### Exercise
Copy out all of the data below with no alterations.

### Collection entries

□ □ □ □

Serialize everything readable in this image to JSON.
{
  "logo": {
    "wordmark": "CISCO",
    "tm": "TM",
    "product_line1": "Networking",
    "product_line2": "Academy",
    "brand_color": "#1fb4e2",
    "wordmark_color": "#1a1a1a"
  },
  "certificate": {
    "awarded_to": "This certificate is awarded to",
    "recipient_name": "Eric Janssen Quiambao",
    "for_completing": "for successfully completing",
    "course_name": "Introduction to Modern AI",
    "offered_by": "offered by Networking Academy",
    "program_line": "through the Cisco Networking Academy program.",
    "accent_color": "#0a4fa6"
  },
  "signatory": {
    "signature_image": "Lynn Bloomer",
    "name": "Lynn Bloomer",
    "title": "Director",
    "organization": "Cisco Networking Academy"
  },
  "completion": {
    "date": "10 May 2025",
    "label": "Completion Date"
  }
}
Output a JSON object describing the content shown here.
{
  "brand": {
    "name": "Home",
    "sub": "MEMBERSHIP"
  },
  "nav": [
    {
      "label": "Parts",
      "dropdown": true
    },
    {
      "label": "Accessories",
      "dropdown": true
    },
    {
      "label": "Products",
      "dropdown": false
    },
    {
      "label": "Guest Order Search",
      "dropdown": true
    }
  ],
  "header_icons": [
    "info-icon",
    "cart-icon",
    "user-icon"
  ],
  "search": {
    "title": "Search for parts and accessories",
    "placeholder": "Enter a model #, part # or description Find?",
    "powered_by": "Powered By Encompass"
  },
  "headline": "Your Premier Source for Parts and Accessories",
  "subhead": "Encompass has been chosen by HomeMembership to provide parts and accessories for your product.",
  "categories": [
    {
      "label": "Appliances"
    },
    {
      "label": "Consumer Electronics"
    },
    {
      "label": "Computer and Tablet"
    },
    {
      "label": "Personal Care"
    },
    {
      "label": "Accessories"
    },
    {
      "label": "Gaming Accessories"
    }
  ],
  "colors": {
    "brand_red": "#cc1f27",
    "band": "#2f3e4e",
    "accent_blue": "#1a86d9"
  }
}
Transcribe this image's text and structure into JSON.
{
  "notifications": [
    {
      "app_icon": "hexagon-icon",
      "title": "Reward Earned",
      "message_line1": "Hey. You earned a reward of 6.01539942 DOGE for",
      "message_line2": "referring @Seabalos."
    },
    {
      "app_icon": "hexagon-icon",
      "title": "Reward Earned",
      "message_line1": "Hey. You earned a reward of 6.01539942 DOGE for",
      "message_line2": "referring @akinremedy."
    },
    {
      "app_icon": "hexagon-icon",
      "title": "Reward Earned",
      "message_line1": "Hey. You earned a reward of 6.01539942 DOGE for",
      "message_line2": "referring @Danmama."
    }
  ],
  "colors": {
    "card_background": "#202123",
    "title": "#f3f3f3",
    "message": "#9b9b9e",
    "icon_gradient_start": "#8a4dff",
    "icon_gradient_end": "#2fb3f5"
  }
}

□ □ □ □

### Output for this exercise
Serialize everything readable in this image to JSON.
{
  "logo": {
    "wordmark": "CISCO",
    "tm": "TM",
    "product_line1": "Networking",
    "product_line2": "Academy",
    "brand_color": "#1fb4e2",
    "wordmark_color": "#1a1a1a"
  },
  "certificate": {
    "awarded_to": "This certificate is awarded to",
    "recipient_name": "Eric Janssen Quiambao",
    "for_completing": "for successfully completing",
    "course_name": "Introduction to Modern AI",
    "offered_by": "offered by Networking Academy",
    "program_line": "through the Cisco Networking Academy program.",
    "accent_color": "#0a4fa6"
  },
  "signatory": {
    "signature_image": "Lynn Bloomer",
    "name": "Lynn Bloomer",
    "title": "Director",
    "organization": "Cisco Networking Academy"
  },
  "completion": {
    "date": "10 May 2025",
    "label": "Completion Date"
  }
}
Output a JSON object describing the content shown here.
{
  "brand": {
    "name": "Home",
    "sub": "MEMBERSHIP"
  },
  "nav": [
    {
      "label": "Parts",
      "dropdown": true
    },
    {
      "label": "Accessories",
      "dropdown": true
    },
    {
      "label": "Products",
      "dropdown": false
    },
    {
      "label": "Guest Order Search",
      "dropdown": true
    }
  ],
  "header_icons": [
    "info-icon",
    "cart-icon",
    "user-icon"
  ],
  "search": {
    "title": "Search for parts and accessories",
    "placeholder": "Enter a model #, part # or description Find?",
    "powered_by": "Powered By Encompass"
  },
  "headline": "Your Premier Source for Parts and Accessories",
  "subhead": "Encompass has been chosen by HomeMembership to provide parts and accessories for your product.",
  "categories": [
    {
      "label": "Appliances"
    },
    {
      "label": "Consumer Electronics"
    },
    {
      "label": "Computer and Tablet"
    },
    {
      "label": "Personal Care"
    },
    {
      "label": "Accessories"
    },
    {
      "label": "Gaming Accessories"
    }
  ],
  "colors": {
    "brand_red": "#cc1f27",
    "band": "#2f3e4e",
    "accent_blue": "#1a86d9"
  }
}
Transcribe this image's text and structure into JSON.
{
  "notifications": [
    {
      "app_icon": "hexagon-icon",
      "title": "Reward Earned",
      "message_line1": "Hey. You earned a reward of 6.01539942 DOGE for",
      "message_line2": "referring @Seabalos."
    },
    {
      "app_icon": "hexagon-icon",
      "title": "Reward Earned",
      "message_line1": "Hey. You earned a reward of 6.01539942 DOGE for",
      "message_line2": "referring @akinremedy."
    },
    {
      "app_icon": "hexagon-icon",
      "title": "Reward Earned",
      "message_line1": "Hey. You earned a reward of 6.01539942 DOGE for",
      "message_line2": "referring @Danmama."
    }
  ],
  "colors": {
    "card_background": "#202123",
    "title": "#f3f3f3",
    "message": "#9b9b9e",
    "icon_gradient_start": "#8a4dff",
    "icon_gradient_end": "#2fb3f5"
  }
}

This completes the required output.